(SHORT PROBLEM): All lines in which the word "JSON" occurs are to be extracted.
'''
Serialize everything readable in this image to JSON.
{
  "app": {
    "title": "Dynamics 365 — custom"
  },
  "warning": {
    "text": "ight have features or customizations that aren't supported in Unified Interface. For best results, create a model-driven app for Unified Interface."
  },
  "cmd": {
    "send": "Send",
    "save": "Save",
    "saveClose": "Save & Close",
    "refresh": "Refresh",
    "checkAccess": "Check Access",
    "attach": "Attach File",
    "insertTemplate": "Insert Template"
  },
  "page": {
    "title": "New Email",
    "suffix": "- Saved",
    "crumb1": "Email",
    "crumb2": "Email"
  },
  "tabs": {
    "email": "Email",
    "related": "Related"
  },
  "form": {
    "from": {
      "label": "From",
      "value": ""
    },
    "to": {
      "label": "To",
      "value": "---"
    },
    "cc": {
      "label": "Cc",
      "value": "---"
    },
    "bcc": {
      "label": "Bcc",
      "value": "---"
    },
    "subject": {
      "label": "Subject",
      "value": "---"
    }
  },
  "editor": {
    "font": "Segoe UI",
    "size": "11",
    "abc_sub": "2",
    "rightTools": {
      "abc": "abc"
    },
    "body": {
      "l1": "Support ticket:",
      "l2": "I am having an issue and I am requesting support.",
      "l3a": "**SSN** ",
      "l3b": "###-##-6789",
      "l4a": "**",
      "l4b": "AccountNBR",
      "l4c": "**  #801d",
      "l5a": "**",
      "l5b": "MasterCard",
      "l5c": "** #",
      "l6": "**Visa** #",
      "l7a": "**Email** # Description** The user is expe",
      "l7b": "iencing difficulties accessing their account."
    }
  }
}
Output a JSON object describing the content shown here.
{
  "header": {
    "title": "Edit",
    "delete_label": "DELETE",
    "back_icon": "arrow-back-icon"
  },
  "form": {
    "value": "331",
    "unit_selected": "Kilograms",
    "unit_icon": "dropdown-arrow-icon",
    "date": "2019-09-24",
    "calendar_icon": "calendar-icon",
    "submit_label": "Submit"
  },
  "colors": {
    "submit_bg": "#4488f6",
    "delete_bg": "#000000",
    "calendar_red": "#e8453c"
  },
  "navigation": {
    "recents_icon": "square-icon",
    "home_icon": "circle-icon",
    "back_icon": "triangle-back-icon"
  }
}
'''
(PROBLEM SOLUTION):
Serialize everything readable in this image to JSON.
Output a JSON object describing the content shown here.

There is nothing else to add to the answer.